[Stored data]
....

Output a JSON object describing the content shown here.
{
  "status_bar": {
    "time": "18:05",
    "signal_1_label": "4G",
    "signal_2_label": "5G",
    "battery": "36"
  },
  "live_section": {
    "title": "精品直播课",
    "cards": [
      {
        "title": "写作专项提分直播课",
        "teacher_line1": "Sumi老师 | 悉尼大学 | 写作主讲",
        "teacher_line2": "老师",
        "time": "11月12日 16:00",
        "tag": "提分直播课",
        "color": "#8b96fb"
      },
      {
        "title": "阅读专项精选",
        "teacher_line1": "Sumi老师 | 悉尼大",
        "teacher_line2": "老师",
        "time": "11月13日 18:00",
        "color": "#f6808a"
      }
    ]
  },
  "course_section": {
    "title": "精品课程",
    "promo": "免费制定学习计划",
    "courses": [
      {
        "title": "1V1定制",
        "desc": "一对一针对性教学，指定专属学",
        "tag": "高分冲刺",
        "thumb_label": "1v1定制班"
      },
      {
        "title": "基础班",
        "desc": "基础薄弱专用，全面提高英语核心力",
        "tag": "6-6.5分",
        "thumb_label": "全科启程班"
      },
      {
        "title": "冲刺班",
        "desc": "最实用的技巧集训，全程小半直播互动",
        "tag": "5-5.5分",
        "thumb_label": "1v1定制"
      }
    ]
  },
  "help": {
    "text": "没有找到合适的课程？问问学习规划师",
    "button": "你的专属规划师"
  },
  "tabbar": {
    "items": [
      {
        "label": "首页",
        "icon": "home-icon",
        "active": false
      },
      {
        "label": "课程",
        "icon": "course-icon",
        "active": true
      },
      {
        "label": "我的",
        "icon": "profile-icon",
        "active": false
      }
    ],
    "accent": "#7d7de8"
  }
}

....

The exercise: Transcribe each entry exactly.

Task result:
Output a JSON object describing the content shown here.
{
  "status_bar": {
    "time": "18:05",
    "signal_1_label": "4G",
    "signal_2_label": "5G",
    "battery": "36"
  },
  "live_section": {
    "title": "精品直播课",
    "cards": [
      {
        "title": "写作专项提分直播课",
        "teacher_line1": "Sumi老师 | 悉尼大学 | 写作主讲",
        "teacher_line2": "老师",
        "time": "11月12日 16:00",
        "tag": "提分直播课",
        "color": "#8b96fb"
      },
      {
        "title": "阅读专项精选",
        "teacher_line1": "Sumi老师 | 悉尼大",
        "teacher_line2": "老师",
        "time": "11月13日 18:00",
        "color": "#f6808a"
      }
    ]
  },
  "course_section": {
    "title": "精品课程",
    "promo": "免费制定学习计划",
    "courses": [
      {
        "title": "1V1定制",
        "desc": "一对一针对性教学，指定专属学",
        "tag": "高分冲刺",
        "thumb_label": "1v1定制班"
      },
      {
        "title": "基础班",
        "desc": "基础薄弱专用，全面提高英语核心力",
        "tag": "6-6.5分",
        "thumb_label": "全科启程班"
      },
      {
        "title": "冲刺班",
        "desc": "最实用的技巧集训，全程小半直播互动",
        "tag": "5-5.5分",
        "thumb_label": "1v1定制"
      }
    ]
  },
  "help": {
    "text": "没有找到合适的课程？问问学习规划师",
    "button": "你的专属规划师"
  },
  "tabbar": {
    "items": [
      {
        "label": "首页",
        "icon": "home-icon",
        "active": false
      },
      {
        "label": "课程",
        "icon": "course-icon",
        "active": true
      },
      {
        "label": "我的",
        "icon": "profile-icon",
        "active": false
      }
    ],
    "accent": "#7d7de8"
  }
}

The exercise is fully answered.